*Collected data entries*.
+ + + +
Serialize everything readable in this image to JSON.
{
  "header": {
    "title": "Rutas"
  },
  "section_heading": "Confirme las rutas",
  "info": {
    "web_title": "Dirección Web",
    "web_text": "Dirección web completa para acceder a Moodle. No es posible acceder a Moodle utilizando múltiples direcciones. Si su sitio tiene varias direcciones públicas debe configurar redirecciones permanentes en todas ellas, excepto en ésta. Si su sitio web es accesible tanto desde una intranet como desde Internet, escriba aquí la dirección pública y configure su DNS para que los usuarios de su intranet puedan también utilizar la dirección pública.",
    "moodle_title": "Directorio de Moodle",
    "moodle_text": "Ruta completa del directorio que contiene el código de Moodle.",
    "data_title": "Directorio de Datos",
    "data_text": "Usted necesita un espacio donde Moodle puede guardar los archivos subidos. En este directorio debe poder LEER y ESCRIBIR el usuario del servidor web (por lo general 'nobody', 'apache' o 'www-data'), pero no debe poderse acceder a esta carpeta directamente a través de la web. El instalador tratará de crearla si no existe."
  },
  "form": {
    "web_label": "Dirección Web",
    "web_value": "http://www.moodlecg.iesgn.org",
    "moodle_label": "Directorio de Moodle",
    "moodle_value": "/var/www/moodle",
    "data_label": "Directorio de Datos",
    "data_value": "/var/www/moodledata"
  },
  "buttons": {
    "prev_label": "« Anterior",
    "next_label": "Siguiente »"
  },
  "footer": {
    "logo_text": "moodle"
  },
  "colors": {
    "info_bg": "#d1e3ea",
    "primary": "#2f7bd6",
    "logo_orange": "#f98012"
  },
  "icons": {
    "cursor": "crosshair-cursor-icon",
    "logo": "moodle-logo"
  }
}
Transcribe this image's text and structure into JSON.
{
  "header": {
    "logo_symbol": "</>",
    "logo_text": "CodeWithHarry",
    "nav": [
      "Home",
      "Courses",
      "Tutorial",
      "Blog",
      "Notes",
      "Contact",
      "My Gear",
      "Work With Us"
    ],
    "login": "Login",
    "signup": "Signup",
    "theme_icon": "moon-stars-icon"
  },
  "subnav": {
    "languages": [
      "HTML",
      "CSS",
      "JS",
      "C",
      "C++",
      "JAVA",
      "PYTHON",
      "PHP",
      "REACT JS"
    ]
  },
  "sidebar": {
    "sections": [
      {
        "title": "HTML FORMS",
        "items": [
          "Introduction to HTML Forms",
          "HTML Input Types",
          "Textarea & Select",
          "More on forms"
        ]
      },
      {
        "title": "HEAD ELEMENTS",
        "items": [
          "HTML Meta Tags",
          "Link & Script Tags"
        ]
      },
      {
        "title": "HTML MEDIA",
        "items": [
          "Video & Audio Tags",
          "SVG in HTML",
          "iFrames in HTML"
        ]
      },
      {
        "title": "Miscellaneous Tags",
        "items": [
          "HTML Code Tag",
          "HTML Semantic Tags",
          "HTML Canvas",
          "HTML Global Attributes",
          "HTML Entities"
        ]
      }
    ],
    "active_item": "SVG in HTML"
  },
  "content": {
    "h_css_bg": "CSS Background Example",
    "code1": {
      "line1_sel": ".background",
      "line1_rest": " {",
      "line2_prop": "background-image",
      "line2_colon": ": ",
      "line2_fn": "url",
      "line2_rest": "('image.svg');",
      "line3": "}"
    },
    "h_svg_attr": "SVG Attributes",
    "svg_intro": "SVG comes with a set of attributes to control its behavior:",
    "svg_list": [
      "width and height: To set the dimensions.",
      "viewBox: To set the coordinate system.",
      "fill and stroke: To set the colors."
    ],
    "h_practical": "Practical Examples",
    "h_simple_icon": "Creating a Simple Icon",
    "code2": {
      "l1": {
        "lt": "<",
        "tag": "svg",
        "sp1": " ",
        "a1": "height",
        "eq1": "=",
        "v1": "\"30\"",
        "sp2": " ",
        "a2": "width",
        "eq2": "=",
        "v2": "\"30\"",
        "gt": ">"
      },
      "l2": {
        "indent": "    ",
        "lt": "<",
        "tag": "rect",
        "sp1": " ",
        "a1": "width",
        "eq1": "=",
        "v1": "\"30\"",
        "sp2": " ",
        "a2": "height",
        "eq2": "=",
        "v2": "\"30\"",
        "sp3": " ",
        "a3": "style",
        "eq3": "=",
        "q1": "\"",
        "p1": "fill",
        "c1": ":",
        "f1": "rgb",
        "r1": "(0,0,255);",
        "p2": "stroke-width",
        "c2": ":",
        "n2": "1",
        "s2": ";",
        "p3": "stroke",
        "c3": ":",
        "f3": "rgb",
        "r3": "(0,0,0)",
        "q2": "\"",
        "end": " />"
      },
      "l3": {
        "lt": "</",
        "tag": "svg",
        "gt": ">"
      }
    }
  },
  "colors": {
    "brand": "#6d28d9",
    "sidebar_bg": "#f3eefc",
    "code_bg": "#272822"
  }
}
+ + + +
*Task*.
What is the number of lines in this material that hold the string "fill"? Answer with that number only.

*Written response*.
2